Gather each line of the records where "management" appears.

------ Records provided ------

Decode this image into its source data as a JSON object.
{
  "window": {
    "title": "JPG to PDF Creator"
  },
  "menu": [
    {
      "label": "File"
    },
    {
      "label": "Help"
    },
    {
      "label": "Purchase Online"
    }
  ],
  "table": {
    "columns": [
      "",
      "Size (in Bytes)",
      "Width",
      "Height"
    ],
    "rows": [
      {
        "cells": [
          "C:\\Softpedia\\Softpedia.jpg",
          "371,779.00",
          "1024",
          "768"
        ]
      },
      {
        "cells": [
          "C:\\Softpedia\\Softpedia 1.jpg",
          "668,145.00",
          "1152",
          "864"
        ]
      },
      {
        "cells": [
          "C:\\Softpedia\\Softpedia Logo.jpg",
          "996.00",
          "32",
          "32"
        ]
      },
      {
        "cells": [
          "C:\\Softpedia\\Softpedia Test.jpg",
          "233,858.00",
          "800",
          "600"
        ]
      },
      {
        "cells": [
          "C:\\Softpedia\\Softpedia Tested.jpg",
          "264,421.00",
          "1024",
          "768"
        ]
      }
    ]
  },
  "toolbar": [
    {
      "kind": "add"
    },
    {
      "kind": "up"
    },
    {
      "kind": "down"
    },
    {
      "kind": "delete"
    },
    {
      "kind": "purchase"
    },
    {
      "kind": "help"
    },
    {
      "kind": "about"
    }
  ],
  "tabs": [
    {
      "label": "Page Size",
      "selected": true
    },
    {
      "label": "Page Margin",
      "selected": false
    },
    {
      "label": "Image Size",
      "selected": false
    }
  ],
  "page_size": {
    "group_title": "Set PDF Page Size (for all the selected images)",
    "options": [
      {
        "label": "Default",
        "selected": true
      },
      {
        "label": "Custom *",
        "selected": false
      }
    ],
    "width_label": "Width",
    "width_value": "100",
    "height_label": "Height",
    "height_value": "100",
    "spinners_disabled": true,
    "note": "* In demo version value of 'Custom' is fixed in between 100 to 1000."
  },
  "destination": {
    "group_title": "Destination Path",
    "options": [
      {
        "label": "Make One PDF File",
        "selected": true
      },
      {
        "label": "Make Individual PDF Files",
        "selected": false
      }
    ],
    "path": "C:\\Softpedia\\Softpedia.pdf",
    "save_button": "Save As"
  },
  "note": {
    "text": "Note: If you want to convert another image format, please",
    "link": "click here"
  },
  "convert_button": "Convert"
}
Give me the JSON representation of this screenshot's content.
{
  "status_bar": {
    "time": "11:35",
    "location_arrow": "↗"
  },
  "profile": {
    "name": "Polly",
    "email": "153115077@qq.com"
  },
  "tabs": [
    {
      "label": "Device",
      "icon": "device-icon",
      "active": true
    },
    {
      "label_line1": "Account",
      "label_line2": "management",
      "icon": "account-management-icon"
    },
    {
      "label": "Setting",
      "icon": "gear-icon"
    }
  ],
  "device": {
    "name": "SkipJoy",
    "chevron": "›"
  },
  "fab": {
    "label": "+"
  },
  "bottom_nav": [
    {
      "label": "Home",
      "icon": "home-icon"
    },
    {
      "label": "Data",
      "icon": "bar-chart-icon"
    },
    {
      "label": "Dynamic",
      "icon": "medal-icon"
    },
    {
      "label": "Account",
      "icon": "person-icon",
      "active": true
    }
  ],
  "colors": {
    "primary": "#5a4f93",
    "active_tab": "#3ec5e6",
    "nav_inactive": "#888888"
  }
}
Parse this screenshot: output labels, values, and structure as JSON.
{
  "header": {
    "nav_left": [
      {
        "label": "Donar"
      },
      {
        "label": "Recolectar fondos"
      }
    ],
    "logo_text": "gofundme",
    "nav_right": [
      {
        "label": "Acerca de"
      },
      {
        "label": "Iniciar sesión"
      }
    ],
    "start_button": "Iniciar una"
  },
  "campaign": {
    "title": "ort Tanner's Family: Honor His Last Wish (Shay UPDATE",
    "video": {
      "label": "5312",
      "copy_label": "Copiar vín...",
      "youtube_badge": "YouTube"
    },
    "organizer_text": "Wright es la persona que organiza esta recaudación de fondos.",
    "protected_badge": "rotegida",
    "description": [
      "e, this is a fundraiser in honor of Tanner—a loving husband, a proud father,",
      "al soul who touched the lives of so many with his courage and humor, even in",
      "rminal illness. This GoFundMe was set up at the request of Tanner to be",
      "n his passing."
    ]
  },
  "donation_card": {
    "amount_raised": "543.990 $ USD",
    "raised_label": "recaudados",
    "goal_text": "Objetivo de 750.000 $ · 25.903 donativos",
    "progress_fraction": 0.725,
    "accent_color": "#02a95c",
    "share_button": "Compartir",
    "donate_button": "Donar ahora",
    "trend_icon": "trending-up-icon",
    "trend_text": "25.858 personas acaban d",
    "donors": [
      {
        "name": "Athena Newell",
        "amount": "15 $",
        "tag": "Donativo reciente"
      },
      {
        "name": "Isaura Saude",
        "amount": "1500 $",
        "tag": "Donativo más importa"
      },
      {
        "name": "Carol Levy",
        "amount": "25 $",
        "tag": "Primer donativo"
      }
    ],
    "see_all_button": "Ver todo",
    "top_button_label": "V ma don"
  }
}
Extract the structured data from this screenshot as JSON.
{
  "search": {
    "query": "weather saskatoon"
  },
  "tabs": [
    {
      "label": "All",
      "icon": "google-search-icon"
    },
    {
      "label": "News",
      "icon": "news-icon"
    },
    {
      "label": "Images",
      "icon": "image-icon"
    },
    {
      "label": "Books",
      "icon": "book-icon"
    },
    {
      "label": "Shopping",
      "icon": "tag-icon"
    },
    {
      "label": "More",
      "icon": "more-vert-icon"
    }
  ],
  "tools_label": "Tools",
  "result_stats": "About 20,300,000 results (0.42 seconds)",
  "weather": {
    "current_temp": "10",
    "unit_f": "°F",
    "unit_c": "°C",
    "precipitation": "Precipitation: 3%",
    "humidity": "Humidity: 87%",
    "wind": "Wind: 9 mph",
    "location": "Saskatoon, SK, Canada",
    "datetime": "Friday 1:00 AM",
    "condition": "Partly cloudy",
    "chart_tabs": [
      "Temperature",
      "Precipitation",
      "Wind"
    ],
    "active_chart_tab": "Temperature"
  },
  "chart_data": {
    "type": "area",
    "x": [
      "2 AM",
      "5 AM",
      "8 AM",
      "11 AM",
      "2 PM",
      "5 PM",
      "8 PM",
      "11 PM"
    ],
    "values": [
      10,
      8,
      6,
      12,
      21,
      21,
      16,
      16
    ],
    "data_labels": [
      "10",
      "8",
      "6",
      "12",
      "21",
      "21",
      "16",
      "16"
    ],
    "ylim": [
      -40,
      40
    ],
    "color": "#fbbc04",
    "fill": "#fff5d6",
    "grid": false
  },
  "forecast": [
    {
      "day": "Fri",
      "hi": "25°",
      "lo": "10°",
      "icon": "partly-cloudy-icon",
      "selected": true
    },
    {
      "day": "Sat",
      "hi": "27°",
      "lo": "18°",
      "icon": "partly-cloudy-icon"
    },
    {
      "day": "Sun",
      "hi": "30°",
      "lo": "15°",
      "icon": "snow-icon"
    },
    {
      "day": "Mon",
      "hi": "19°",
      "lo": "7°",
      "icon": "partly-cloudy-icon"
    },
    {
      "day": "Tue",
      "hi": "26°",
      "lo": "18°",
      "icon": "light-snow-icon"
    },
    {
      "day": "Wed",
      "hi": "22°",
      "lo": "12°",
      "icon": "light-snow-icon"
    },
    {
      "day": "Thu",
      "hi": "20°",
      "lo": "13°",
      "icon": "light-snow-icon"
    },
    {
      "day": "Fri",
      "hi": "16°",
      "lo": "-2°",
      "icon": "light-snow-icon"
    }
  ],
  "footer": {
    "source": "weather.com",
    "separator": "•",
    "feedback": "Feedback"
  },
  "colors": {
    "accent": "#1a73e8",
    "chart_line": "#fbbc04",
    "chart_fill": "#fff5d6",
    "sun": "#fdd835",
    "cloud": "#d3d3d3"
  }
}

------

> [Written solution]:
      "label_line2": "management",
      "icon": "account-management-icon"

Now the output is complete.